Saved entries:
** Begin **

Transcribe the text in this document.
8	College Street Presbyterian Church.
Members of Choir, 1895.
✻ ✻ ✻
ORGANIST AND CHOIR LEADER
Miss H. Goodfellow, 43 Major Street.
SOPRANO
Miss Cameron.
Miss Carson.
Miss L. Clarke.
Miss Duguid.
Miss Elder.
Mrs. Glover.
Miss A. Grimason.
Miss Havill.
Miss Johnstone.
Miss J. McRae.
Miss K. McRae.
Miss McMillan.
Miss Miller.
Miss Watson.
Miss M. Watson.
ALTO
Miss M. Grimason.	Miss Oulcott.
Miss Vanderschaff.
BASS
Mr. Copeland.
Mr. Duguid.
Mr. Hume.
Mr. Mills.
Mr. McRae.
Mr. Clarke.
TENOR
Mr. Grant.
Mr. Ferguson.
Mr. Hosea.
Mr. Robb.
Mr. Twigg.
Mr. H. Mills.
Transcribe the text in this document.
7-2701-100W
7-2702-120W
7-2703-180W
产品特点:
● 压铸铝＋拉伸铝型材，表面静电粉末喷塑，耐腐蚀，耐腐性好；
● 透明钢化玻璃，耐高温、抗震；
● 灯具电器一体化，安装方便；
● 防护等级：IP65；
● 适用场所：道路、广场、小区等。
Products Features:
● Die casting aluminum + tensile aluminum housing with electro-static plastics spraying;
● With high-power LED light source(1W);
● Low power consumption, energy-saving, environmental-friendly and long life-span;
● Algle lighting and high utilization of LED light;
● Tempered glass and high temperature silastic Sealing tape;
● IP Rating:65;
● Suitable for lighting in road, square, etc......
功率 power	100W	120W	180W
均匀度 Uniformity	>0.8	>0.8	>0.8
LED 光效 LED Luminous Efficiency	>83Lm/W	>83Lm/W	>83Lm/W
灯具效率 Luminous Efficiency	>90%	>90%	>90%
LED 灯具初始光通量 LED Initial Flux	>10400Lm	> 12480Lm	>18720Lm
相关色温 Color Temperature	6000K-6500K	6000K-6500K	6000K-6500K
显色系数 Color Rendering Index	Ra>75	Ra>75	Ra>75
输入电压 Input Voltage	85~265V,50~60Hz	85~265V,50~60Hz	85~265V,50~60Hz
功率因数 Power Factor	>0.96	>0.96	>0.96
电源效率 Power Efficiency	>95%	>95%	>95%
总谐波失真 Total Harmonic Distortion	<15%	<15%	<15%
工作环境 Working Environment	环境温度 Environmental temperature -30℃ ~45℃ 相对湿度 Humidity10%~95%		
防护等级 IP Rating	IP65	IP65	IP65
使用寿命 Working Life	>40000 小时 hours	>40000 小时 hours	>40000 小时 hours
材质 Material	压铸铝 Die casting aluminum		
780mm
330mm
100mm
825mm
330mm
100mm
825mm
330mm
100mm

** End **

Task brief.
Tally the lines of the listing in which the word "Luminous" occurs, and state the total alone.

Task output.
2